___ GIVEN RECORDS
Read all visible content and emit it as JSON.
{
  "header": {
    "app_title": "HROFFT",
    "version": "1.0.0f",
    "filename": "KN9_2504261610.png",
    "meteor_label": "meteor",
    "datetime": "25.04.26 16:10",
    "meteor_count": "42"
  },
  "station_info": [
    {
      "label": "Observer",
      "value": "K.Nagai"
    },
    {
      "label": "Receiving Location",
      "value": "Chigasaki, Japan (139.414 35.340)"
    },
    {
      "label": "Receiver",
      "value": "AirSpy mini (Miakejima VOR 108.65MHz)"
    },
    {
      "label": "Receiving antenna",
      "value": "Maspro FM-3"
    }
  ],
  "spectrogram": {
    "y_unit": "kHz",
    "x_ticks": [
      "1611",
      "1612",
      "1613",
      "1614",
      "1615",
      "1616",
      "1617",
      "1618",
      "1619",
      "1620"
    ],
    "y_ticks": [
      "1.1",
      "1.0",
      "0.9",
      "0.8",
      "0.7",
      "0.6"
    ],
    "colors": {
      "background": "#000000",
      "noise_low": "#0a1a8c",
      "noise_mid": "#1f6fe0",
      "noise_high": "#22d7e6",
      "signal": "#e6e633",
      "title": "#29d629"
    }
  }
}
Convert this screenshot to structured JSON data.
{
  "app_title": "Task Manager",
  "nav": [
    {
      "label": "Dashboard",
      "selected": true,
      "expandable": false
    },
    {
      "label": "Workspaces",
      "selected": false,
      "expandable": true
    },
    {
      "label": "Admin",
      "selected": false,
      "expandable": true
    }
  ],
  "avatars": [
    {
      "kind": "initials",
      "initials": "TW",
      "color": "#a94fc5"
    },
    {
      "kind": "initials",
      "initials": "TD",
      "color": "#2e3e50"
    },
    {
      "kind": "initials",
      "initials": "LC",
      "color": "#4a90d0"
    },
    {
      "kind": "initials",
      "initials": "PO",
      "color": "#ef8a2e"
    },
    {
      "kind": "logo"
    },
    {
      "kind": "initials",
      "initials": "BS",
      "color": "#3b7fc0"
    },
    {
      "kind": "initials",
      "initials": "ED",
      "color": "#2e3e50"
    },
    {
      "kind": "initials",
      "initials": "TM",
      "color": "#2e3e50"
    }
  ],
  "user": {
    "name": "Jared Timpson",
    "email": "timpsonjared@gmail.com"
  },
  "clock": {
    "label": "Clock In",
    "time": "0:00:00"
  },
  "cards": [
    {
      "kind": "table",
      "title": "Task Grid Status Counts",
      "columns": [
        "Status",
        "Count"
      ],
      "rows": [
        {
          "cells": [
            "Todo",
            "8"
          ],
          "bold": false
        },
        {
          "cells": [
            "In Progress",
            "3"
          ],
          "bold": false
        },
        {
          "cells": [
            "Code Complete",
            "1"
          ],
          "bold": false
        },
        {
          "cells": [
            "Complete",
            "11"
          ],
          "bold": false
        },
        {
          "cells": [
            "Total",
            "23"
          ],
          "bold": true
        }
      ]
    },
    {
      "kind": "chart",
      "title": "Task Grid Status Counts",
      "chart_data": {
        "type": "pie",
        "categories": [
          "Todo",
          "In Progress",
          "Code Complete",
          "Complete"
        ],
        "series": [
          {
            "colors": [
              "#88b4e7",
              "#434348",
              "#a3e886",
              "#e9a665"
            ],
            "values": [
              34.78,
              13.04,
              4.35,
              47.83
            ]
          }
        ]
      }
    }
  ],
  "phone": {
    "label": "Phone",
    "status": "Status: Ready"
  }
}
______
• _AIM_
Filter the entries above down to the lines containing the word "Receiving".

• _SOLUTION_
      "label": "Receiving Location",
      "label": "Receiving antenna",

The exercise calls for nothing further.